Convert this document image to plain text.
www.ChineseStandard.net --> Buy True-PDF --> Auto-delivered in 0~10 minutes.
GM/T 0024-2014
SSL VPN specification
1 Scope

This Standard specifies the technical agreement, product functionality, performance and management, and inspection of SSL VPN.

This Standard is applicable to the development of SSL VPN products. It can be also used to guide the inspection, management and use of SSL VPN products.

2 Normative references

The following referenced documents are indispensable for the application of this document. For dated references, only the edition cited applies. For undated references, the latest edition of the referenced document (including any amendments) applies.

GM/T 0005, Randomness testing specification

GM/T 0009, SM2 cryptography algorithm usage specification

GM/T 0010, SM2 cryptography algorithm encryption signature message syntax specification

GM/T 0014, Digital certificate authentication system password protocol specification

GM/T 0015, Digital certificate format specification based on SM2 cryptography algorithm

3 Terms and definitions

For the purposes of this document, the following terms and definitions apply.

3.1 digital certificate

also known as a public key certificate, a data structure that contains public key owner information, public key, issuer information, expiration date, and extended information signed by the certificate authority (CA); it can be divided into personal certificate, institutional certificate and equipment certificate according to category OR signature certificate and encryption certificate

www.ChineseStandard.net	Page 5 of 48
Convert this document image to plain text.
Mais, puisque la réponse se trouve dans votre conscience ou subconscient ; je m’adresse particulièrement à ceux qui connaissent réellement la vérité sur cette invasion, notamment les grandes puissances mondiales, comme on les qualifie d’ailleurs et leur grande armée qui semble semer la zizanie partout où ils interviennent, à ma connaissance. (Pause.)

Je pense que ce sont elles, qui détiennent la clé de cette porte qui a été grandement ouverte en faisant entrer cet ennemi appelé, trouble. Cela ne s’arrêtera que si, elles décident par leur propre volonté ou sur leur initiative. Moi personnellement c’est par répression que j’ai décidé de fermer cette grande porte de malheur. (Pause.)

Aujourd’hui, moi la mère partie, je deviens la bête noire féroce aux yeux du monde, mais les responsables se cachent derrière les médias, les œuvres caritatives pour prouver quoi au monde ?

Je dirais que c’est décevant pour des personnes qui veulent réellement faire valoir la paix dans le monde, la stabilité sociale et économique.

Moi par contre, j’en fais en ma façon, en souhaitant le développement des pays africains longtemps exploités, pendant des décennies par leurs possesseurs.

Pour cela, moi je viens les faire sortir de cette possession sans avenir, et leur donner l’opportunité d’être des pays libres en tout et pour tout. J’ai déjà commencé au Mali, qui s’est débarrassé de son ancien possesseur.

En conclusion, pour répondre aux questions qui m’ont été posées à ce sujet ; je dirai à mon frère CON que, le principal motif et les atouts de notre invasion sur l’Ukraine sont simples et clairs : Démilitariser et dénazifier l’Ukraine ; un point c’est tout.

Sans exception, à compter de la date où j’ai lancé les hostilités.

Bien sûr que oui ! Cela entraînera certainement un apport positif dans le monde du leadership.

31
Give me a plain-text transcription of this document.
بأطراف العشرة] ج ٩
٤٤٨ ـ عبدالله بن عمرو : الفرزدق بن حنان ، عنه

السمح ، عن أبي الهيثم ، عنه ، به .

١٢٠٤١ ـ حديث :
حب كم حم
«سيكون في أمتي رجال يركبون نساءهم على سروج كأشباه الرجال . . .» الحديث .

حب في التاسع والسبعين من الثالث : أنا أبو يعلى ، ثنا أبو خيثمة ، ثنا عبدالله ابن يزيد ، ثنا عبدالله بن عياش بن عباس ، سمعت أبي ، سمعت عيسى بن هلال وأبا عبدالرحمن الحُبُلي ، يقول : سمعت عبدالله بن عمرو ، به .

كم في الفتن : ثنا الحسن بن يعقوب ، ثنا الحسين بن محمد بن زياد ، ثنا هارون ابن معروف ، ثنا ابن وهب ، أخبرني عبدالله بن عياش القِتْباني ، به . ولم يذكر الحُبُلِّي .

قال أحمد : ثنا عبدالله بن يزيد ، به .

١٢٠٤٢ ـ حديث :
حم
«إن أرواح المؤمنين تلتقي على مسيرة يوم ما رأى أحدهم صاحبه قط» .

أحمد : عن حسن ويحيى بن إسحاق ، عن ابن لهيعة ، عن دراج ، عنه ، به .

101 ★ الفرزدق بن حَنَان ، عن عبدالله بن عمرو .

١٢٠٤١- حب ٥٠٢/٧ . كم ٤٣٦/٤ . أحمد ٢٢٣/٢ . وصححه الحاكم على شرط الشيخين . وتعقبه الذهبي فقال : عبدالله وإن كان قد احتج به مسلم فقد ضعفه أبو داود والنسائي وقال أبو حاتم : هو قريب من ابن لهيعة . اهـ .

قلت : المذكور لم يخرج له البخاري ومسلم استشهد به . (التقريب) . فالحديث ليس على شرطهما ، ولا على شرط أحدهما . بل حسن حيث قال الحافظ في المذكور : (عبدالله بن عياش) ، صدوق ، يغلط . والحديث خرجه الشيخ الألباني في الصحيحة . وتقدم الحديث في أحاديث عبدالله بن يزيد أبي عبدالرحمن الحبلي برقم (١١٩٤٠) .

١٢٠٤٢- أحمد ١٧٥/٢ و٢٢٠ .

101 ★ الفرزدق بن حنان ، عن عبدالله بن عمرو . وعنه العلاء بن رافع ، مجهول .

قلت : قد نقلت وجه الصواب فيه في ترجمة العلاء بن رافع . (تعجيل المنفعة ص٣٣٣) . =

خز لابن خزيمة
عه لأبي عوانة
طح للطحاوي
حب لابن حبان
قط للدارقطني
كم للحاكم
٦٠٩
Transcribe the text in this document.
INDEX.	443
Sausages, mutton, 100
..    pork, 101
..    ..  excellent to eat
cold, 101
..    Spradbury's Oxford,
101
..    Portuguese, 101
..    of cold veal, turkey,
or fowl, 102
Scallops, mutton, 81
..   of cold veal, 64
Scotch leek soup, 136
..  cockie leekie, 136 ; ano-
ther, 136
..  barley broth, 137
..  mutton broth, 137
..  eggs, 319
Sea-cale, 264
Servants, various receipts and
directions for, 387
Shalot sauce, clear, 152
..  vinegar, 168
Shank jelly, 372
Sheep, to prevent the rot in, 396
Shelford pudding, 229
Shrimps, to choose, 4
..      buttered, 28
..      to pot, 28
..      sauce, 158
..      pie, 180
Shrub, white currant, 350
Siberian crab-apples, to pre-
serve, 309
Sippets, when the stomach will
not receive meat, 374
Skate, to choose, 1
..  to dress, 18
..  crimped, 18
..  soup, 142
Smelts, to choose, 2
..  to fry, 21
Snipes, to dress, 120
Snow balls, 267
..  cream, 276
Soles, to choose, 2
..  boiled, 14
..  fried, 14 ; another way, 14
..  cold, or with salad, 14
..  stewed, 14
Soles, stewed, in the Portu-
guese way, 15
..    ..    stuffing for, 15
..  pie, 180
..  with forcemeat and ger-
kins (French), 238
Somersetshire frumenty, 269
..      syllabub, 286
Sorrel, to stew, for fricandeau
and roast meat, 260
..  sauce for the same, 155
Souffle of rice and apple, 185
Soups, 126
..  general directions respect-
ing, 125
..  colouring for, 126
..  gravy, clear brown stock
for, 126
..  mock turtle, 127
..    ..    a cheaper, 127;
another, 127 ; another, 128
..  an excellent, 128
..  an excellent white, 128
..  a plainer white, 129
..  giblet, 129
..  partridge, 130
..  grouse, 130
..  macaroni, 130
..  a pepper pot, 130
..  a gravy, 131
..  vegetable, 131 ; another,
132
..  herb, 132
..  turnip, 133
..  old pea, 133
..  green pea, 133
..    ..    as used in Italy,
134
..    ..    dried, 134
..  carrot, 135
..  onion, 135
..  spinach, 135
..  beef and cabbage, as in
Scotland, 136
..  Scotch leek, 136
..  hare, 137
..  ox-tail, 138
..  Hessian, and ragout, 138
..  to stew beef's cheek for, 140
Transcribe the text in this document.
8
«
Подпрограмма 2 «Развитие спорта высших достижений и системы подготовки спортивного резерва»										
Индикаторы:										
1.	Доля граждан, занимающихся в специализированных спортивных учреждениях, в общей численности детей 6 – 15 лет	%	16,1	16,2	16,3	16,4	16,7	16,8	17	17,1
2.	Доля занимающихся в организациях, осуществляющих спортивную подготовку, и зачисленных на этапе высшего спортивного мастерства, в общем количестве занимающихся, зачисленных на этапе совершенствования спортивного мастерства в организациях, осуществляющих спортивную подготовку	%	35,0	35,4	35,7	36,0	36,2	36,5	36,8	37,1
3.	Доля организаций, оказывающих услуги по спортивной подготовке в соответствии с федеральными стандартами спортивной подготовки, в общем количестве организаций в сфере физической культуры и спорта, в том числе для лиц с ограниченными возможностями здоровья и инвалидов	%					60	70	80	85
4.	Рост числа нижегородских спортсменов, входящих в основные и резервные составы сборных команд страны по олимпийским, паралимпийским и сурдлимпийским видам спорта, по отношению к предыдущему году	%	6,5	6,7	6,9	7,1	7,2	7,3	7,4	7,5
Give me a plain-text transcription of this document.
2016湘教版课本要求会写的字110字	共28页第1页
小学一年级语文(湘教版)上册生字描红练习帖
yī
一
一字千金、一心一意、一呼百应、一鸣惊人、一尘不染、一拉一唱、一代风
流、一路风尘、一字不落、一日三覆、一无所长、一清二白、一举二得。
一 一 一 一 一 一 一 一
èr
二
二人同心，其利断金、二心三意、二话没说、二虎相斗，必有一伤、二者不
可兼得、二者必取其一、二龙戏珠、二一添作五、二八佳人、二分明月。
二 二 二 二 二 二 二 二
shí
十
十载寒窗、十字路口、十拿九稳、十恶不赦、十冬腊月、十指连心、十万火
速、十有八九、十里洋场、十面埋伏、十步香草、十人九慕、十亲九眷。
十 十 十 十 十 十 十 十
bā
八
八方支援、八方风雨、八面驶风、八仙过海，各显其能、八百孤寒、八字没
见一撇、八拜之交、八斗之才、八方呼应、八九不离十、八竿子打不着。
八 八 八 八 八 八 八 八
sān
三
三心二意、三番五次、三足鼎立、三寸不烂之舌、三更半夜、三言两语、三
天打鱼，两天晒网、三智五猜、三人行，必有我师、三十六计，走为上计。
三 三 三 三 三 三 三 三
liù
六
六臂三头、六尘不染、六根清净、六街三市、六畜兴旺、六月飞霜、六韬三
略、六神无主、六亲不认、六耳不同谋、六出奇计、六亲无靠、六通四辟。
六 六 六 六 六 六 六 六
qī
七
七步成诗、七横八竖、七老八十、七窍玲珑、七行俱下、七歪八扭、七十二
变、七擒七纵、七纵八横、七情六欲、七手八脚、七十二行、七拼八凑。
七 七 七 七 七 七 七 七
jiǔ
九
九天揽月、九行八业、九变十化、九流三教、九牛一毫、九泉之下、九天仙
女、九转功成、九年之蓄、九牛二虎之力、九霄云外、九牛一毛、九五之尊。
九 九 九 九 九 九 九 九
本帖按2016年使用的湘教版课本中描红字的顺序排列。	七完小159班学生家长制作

**Set problem:**
Return each line of the listing that holds the string "certificate".

**Output below:**
GM/T 0014, Digital certificate authentication system password protocol specification
GM/T 0015, Digital certificate format specification based on SM2 cryptography algorithm
3.1 digital certificate
also known as a public key certificate, a data structure that contains public key owner information, public key, issuer information, expiration date, and extended information signed by the certificate authority (CA); it can be divided into personal certificate, institutional certificate and equipment certificate according to category OR signature certificate and encryption certificate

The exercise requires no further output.